**TAREFAS A RESOLVER**
**1)** Indique se cada afirmação abaixo concorda com o texto sobre a TV Digital, respondendo sim ou não e citando literalmente as palavras do texto que decidem a questão: (a) O vídeo que irá ao ar terá 5 minutos. (b) A caixa conversora para aparelhos analógicos já está à venda nas lojas. (c) O show de televisão estava previsto para a noite de 2 de dezembro.
**2)** Escreva a continuação do texto sobre a TV Digital, começando logo após a última frase apresentada.

Previa-se para a noite de 2 de dezembro um imponente show de televisão, realizado em conjunto pelas grandes redes, para apresentar as virtudes da TV Digital e celebrar as grandes mudanças que ela trará ao entretenimento, à informação e à cultura. Desejava-se algo grandioso, que sinalizasse a pujança da televisão aberta brasileira e afirmasse seu poderio, diante das ameaças que enfrenta neste início de século, com o avanço da internet, da IPTV, das mídias portáteis com suporte para imagem.

Mas deu xabu no foguetório pretendido. O que irá ao ar será apenas um vídeo de 5 minutos, provavelmente transmitido em cadeia por todos os canais, anunciando o advento da nova tecnologia televisiva. Vídeo que será visto por 99% dos telespectadores em seus aparelhos analógicos, sem qualquer chance de perceberem as vantagens a digitalização lhes traz.

Não há qualquer decodificador de sinais digitais para aparelhos analógicos – o chamado set top box, ou caixa conversora – à venda nas boas casas do ramo. Nem nas más. O aparelho que permitiria à patuléia captar os sinais digitais em seu televisor trocado na última Copa do Mundo ainda é objeto de uma queda-de-braço entre o governo e a indústria eletrônica. Esta quer lançá-lo com preço superior a 800 reais, aquele insiste que pode fazê-lo a 250 reais. Ela quer redução de impostos, incentivos e beijinhos na orelha para atendê-lo, ele diz que não, nem pensar, é ganância demais.

Enquanto se digladiam, o tempo passa e a tigrada aguarda, arrumando o bom-bril na antena para espantar o fantasma da imagem. Só os ricos estão sossegados, com suas caríssimas telas de plasma ready for HDTV.

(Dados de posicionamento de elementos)
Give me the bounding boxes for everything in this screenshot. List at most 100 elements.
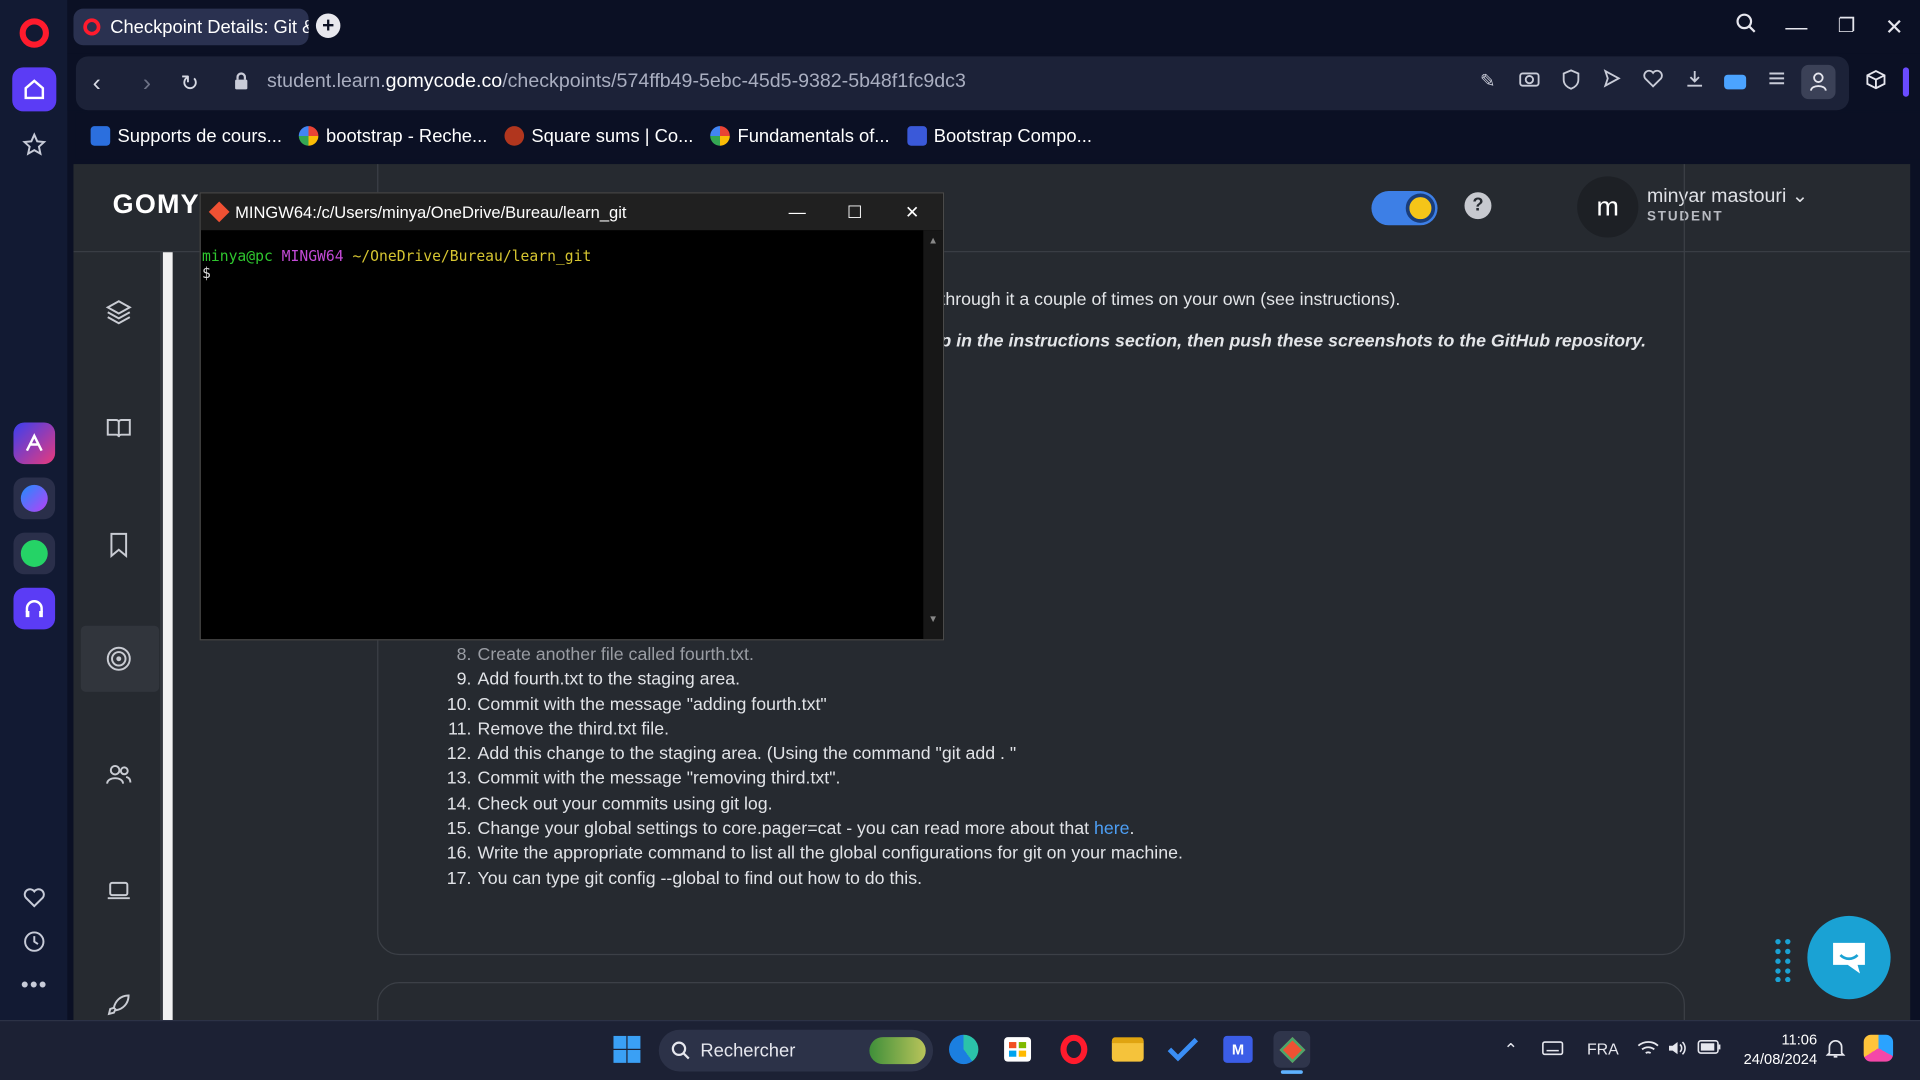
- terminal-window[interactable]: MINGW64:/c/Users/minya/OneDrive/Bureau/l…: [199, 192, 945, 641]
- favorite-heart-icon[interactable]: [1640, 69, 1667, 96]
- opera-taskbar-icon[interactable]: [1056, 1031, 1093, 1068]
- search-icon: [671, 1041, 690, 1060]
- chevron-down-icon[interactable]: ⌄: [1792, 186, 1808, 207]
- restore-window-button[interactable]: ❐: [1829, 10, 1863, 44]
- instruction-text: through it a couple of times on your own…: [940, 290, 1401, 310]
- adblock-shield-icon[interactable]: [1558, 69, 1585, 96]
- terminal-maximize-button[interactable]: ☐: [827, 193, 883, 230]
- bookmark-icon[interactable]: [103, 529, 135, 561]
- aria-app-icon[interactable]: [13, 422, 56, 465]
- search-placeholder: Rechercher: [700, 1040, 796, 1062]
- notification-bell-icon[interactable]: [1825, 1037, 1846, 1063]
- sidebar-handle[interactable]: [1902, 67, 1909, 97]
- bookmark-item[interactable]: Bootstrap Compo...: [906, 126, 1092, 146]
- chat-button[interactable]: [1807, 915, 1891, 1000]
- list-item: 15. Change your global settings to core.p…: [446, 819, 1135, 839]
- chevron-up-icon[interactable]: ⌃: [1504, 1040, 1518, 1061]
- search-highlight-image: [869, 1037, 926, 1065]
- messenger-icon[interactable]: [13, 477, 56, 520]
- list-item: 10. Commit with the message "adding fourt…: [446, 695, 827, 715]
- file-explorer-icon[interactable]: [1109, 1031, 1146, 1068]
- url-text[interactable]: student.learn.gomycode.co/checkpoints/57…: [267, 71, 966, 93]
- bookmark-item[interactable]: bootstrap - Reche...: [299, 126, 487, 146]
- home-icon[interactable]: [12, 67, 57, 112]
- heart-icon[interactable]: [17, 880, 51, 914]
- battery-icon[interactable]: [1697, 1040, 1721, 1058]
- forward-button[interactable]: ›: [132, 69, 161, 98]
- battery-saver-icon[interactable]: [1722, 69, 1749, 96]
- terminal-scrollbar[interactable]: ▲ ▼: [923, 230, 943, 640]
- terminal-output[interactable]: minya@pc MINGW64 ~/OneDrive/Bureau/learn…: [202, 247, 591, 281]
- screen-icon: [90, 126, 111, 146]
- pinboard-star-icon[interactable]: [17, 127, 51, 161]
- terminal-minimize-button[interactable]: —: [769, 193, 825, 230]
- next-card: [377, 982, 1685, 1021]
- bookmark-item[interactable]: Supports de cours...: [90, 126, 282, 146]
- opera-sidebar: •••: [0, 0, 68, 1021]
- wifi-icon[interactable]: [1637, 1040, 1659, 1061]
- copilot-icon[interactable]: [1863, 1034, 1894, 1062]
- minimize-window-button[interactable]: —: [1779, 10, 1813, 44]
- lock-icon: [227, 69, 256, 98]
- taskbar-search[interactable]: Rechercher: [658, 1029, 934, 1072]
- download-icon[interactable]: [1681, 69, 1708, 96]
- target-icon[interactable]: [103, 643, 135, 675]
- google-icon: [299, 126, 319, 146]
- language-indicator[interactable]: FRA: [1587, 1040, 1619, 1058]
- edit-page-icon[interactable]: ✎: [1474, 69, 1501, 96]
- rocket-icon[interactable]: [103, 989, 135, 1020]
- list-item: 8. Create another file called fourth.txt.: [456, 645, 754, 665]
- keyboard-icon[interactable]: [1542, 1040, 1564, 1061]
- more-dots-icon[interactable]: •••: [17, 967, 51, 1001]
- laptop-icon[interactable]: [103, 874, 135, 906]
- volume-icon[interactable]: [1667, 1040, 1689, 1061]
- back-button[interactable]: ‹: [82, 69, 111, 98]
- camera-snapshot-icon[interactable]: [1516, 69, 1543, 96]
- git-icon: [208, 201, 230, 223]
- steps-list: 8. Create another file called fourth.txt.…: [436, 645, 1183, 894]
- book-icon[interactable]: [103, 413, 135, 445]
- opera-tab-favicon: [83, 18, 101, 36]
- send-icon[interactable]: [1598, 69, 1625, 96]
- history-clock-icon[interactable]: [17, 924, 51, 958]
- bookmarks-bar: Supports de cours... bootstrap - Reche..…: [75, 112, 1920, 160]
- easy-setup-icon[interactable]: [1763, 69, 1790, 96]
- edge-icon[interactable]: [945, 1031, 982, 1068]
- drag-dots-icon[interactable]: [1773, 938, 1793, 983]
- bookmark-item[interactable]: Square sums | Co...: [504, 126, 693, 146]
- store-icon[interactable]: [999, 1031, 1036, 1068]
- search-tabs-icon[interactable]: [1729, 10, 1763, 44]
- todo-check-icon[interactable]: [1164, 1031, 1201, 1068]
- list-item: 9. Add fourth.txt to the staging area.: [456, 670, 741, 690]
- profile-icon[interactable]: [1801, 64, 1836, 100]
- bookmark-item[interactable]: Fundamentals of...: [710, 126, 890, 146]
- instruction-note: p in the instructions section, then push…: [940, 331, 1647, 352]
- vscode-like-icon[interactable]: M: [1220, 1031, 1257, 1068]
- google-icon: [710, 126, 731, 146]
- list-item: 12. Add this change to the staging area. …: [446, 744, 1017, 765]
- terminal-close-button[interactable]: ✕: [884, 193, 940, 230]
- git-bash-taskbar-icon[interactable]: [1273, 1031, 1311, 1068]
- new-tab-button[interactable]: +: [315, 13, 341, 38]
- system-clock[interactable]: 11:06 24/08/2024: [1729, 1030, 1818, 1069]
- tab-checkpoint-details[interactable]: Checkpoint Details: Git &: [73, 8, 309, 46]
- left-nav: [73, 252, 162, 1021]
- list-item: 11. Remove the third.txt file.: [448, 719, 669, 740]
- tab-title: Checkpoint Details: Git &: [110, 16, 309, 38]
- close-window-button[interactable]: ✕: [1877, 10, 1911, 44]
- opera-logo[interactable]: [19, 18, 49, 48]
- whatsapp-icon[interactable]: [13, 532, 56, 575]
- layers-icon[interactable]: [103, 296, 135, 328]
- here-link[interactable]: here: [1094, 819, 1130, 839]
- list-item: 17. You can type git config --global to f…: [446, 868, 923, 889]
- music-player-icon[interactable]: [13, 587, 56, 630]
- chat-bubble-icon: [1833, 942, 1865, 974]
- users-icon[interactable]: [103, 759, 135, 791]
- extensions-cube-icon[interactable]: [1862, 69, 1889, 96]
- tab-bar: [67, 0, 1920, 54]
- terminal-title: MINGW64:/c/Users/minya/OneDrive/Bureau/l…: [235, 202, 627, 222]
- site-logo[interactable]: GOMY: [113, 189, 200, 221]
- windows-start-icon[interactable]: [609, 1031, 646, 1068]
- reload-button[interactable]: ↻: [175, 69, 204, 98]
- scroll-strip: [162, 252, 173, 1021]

**LISTA DE RESPOSTAS**
**1)**
(a) Sim: "O que irá ao ar será apenas um vídeo de 5 minutos".
(b) Não: "Não há qualquer decodificador de sinais digitais para aparelhos analógicos – o chamado set top box, ou caixa conversora – à venda nas boas casas do ramo."
(c) Sim: "Previa-se para a noite de 2 de dezembro um imponente show de televisão".

**2)**
Resultado insólito

Os próprios radiodifusores já estão se referindo à TVD como o "mico digital". Sentem-se desconfortáveis em embalar o símio que pariram. E, de fato, não é para menos. A responsabilidade pelo fiasco que se avizinha, e que ficará mais evidente nos próximos dias, é inteiramente deles. Foram ingentes os seus esforços, nos últimos anos, para controlar com mão-de-ferro o processo de implantação da TV Digital, obstruindo todas as divergências e recusando qualquer debate mais aprofundado, para preservar seus interesses de mercado. Construíram o modelo de TVD que queriam, portanto não podem reclamar.

Recordemos que eles lutaram pelo padrão técnico japonês, indiscutivelmente o melhor avaliado nos testes para as condições geográficas do país, mas restrito ao mercado do Japão e, portanto, mais caro que os padrões americano e europeu, muito mais disseminados. Recordemos que essa opção se deu, em larga medida, porque o padrão japonês permite a transmissão simultânea para receptores comuns e para dispositivos portáteis, como o celular, dispensando a intermediação das empresas de telecomunicações – o que significava barrar o seu acesso ao mercado da TV aberta.

Recordemos também que a indústria eletrônica implantada no mercado brasileiro desejava, majoritariamente, o padrão europeu. Recordemos ainda que o governo flertou com a idéia de desenvolver um sistema exclusivamente brasileiro, repetindo o erro da tecnologia de televisão colorida PAL-M, e que imaginou uma parceria com os chineses, antes de render-se aos encantos do eletrosushi.

Recordemos especialmente que esse mesmo governo começou a debater a TV Digital de forma ampla e democrática, constituindo um conselho consultivo com representantes de múltiplos setores sociais, mas depois esvaziou esse processo e entregou-o à radiodifusão e à indústria eletrônica, excluindo a sociedade do Fórum da TV Digital.

Esses fatores, combinados, produzem o insólito resultado: uma tecnologia que chega ao mercado sem disponibilidade de aparelhos para ser consumida. Sem contar o fato de que, das muitas funcionalidades que ela agrega à televisão, terá inicialmente apenas uma, a transmissão em alta definição de imagem e som (imagem duas vezes mais nítida que a atual, som de CD).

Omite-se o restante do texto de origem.